Check every line in the records below for the word "ໂສດຳ" and report how many have it, nothing more.
------------------------------------
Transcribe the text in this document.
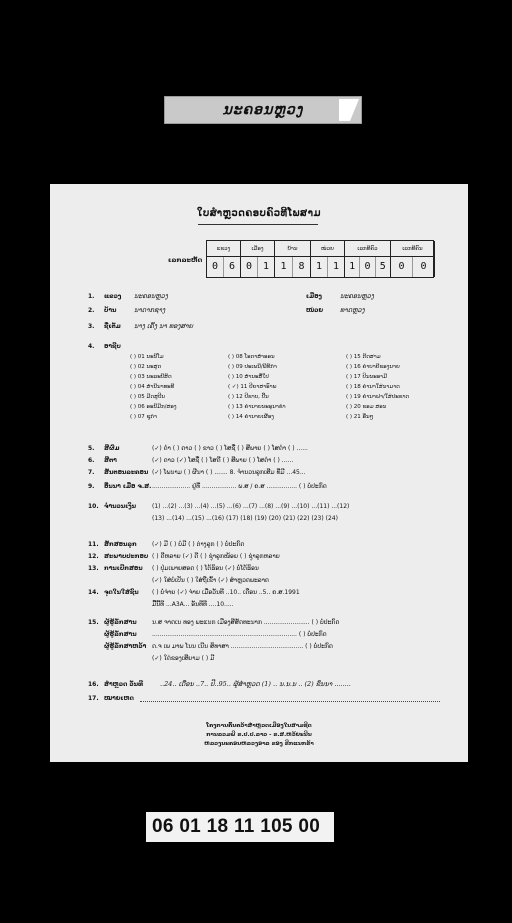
ນະຄອນຫຼວງ
ໃບສຳຫຼວດຄອບຄົວທີໂພສາມ
ເລກລະຫັດ
ແຂວງ	ເມືອງ	ບ້ານ	ໜ່ວຍ	ເລກທີຄົວ	ເລກທີຄົນ
0	6	0	1	1	8	1	1	1 0 5	0	0
1.	ແຂວງ ນະຄອນຫຼວງ	ເມືອງ	ນະຄອນຫຼວງ
2.	ບ້ານ	ນາດາກຊາງ	ໜ່ວຍ	ທາດຫຼວງ
3.	ຊື່ເຕັມ ນາງ ເຄິ້ງ ນາ ທອງສາຍ
4.	ອາຊີບ
16. ສຳຫຼວດ ວັນທີ	..24.. ເດືອນ ..7.. ປີ..95.. ຜູ້ສຳຫຼວດ (1) .. ນ.ນ.ນ .. (2) ຂົ່ນນາ ........
17. ໝາຍເຫດ
ໂຄງການຄົ້ນຄວ້າສຳຫຼວດເມືອງໃນສາມຊີດ
ການລວມພີ ຂ.ປ.ປ.ລາວ - ຂ.ສ.ຫວ້ຍະນີນ
ຫລວງນະຄອນຫລວງອາລ ຂອງ ຂີກແນກຂ້າ
( ) 01 ນະນີໂມ	( ) 08 ໂອດາສຳອອນ	( ) 15 ກີດສາມ
( ) 02 ນະສູດ	( ) 09 ປະເພນີ/ພີທີກຳ	( ) 16 ຄຳບາຍີຂອງນາຍ
( ) 03 ນະລະບີສິດ	( ) 10 ສຳນະສື່ໃປ	( ) 17 ປິນນະອາມີ
( ) 04 ສຳນີນາທະທີ	( ✓) 11 ປີຍາສາອົາພ	( ) 18 ຄຳນາໃສ່ນາມາດ
( ) 05 ມີດສູປີນ	( ) 12 ປີຂາບ, ປື້ນ	( ) 19 ຄຳນາຝາ/ໃສ່ປະຂາດ
( ) 06 ອະນີມີກ/ສອງ	( ) 13 ຄຳນາຍນະອຸນາຂໍາ	( ) 20 ຂອມ ສອນ
( ) 07 ຊູກຳ	( ) 14 ຄຳນາຍເຜືອງ	( ) 21 ອື່ນໆ
5.	ສີຜົມ	(✓) ດຳ ( ) ດາວ ( ) ຂາວ ( ) ໂສຊື່ ( ) ສີພາຍ ( ) ໂສດຳ ( ) ......
6.	ສີຕາ	(✓) ດາວ (✓) ໂສຊື່ ( ) ໂສດີ ( ) ສີພາຍ ( ) ໂສດຳ ( ) ......
7.	ສັນຕອນລະຄອນ (✓) ໂພນາມ ( ) ຜີນາ ( ) ....... 8. ຈຳນວນລູກເສີມ ທີ່ມີ ...45...
9.	ອີ່ນນາ ເມື່ອ ຈ.ສ. .................... ຢູ່ທີ່ .................. ພ.ສ / ຄ.ສ ................ ( ) ບໍ່ປະກົດ
10. ຈຳນວນເງິນ	(1) ...(2) ...(3) ...(4) ...(5) ...(6) ...(7) ...(8) ...(9) ...(10) ...(11) ...(12)
(13) ...(14) ...(15) ...(16) (17) (18) (19) (20) (21) (22) (23) (24)
11. ສັກສອນລູກ	(✓) ມີ ( ) ບໍ່ມີ ( ) ຕ່າງລູກ ( ) ບໍ່ປະກົດ
12. ສະພາບປະກອບ ( ) ດີຫລາຍ (✓) ດີ ( ) ຊຸ່າລູກໜ້ອຍ ( ) ຊຸ່າລູກຫລາຍ
13. ການເບີກສອນ ( ) ປຸ່ມເພາຍສອດ ( ) ໂຕ້ຮິອນ (✓) ບໍ່ໂຕ້ຮິອນ
(✓) ໃສ່ບໍ່ເປັນ ( ) ໃສ່ຖືເຂົ້າ (✓) ສຳຫຼວດພະລາດ
14. ຈຸດໃນໃສ່ຊົນ ( ) ບໍ່ຈ່າຍ (✓) ຈ່າຍ ເມື່ອວັນທີ ..10.. ເດືອນ ..5.. ຄ.ສ.1991
ມື້ນີ້ທີ ...A3A... ອັນທີທີ ....10.....
15. ຜູ້ຮູ້ລັກສານ	ນ.ສ ຈາດເນ ທອງ ພະແນກ ເມືອງສີສັດທະນາກ ........................ ( ) ບໍ່ປະກົດ
ຜູ້ຮູ້ລັກສານ	............................................................................ ( ) ບໍ່ປະກົດ
ຜູ້ຮູ້ລັກສາຫວ້າ ດ.ຈ ເພ ມາພ ໂນນ ເນີນ ສິທາສາ ...................................... ( ) ບໍ່ປະກົດ
(✓) ໃດ່ຂອງເສີຍາມ ( ) ມີ
06 01 18 11 105 00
------------------------------------
→ **FULL RESPONSE**: 2